→ **PASSAGE PROVIDED**:
________________

Below that, a dedicated builder per agent. It takes the blueprint, deploys it to a server, wires up the skills, connects the communication channels, and sticks around as a caretaker. It’s scoped entirely to its own agent’s directory — it literally cannot see or touch anything else.

At the bottom, the agent itself. Always on. Doing its job.

Two agents are live today. My personal assistant was promoted from Level 1 (I review everything) to Level 2 (I check in every few days) in fifteen days. She’s handled 27 escalations. At one point, she decided to build her own Trello integration without asking — the safety architecture caught it, the builder rewrote it properly, and the system learned from the incident. That’s a changing system with guardrails.

A second agent handles quantitative market intelligence. Level 1 — every session reviewed. Three layers of boundary enforcement: operating system, database, and instruction level. It literally cannot modify its own core engine.

Both run on dedicated servers. Total infrastructure cost: roughly fifteen to twenty-five euros a month per agent.

Not chaos. Structure. Not carelessness. Graduated trust.

A Fool With a Tool Is Still a Fool

I want to be clear about something. “Always run a changing system” is a philosophy, not an operations manual. It’s a provocation, not an invitation to be reckless.

A fool with a tool is still a fool.

These systems require a human who understands risk management. Who knows how delivery frameworks work. How system architecture works. How things fail. The AI doesn’t replace that knowledge — it amplifies it. If you don’t know what you’re doing, faster tools just mean faster mistakes.

But if you do know what you’re doing, the relationship with change inverts completely. The old world punished change because the tools were crude and the feedback was slow. The new world rewards change because the tools are precise and the feedback is immediate. Something breaks? You don’t need a war room and a sleepless night. You need a clear prompt and a capable model.

________________

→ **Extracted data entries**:
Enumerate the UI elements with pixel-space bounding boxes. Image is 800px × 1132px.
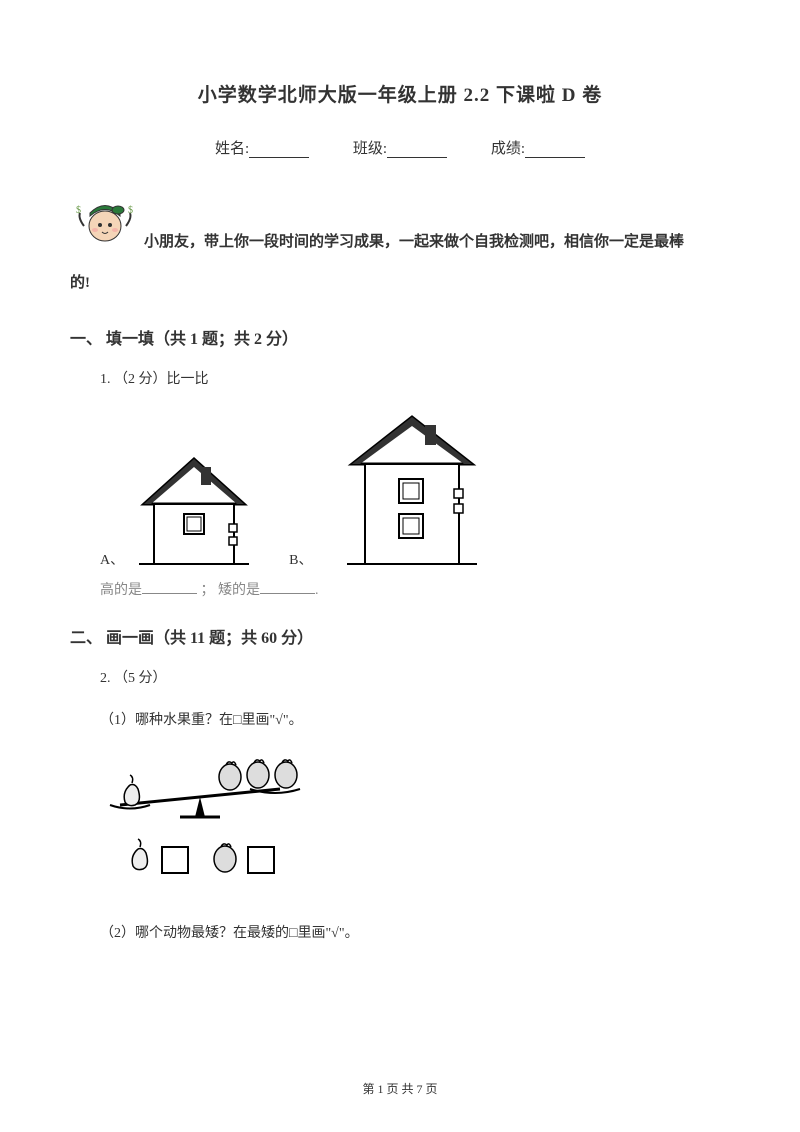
sub-question-2: （2）哪个动物最矮？在最矮的□里画"√"。 [100, 922, 730, 942]
fill-1: 高的是 [100, 583, 142, 598]
fill-2: ； 矮的是 [201, 583, 261, 598]
name-field: 姓名: [215, 137, 309, 158]
house-a-icon [129, 449, 259, 569]
class-blank[interactable] [387, 144, 447, 158]
section-2-header: 二、 画一画（共 11 题；共 60 分） [70, 624, 730, 648]
score-blank[interactable] [525, 144, 585, 158]
class-label: 班级: [353, 141, 387, 157]
svg-text:$: $ [128, 205, 133, 216]
houses-row: A、 B、 [100, 409, 730, 569]
page-title: 小学数学北师大版一年级上册 2.2 下课啦 D 卷 [70, 80, 730, 107]
page-footer: 第 1 页 共 7 页 [0, 1080, 800, 1097]
label-b: B、 [289, 549, 312, 569]
question-2: 2. （5 分） [100, 668, 730, 690]
score-field: 成绩: [491, 137, 585, 158]
balance-scale-image [100, 747, 730, 902]
svg-text:$: $ [76, 205, 81, 216]
sub-question-1: （1）哪种水果重？在□里画"√"。 [100, 709, 730, 729]
house-b-icon [337, 409, 487, 569]
blank-short[interactable] [260, 582, 315, 594]
label-a: A、 [100, 549, 124, 569]
name-label: 姓名: [215, 141, 249, 157]
blank-tall[interactable] [142, 582, 197, 594]
student-info-line: 姓名: 班级: 成绩: [70, 137, 730, 158]
intro-text-1: 小朋友，带上你一段时间的学习成果，一起来做个自我检测吧，相信你一定是最棒 [140, 188, 730, 259]
section-1-header: 一、 填一填（共 1 题；共 2 分） [70, 325, 730, 349]
fill-answer-line: 高的是 ； 矮的是. [100, 579, 730, 599]
name-blank[interactable] [249, 144, 309, 158]
score-label: 成绩: [491, 141, 525, 157]
intro-row: $ $ 小朋友，带上你一段时间的学习成果，一起来做个自我检测吧，相信你一定是最棒 [70, 188, 730, 259]
mascot-icon: $ $ [70, 188, 140, 253]
question-1: 1. （2 分）比一比 [100, 369, 730, 391]
intro-text-2: 的! [70, 267, 730, 300]
fill-3: . [315, 583, 319, 598]
class-field: 班级: [353, 137, 447, 158]
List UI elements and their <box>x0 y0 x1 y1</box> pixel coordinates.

________________

Based on the passage on always-on agents, mark each statement yes or no and quote the words of the passage that decide it: (a) The personal assistant moved from Level 1 to Level 2 in fifteen days. (b) The agent for quantitative market intelligence runs at Level 2. (c) Each agent's infrastructure costs about fifty euros a month.

→ **SOLUTION TO THE EXERCISE**:
(a) Yes: "My personal assistant was promoted from Level 1 (I review everything) to Level 2 (I check in every few days) in fifteen days."
(b) No: "Level 1 — every session reviewed."
(c) No: "Total infrastructure cost: roughly fifteen to twenty-five euros a month per agent."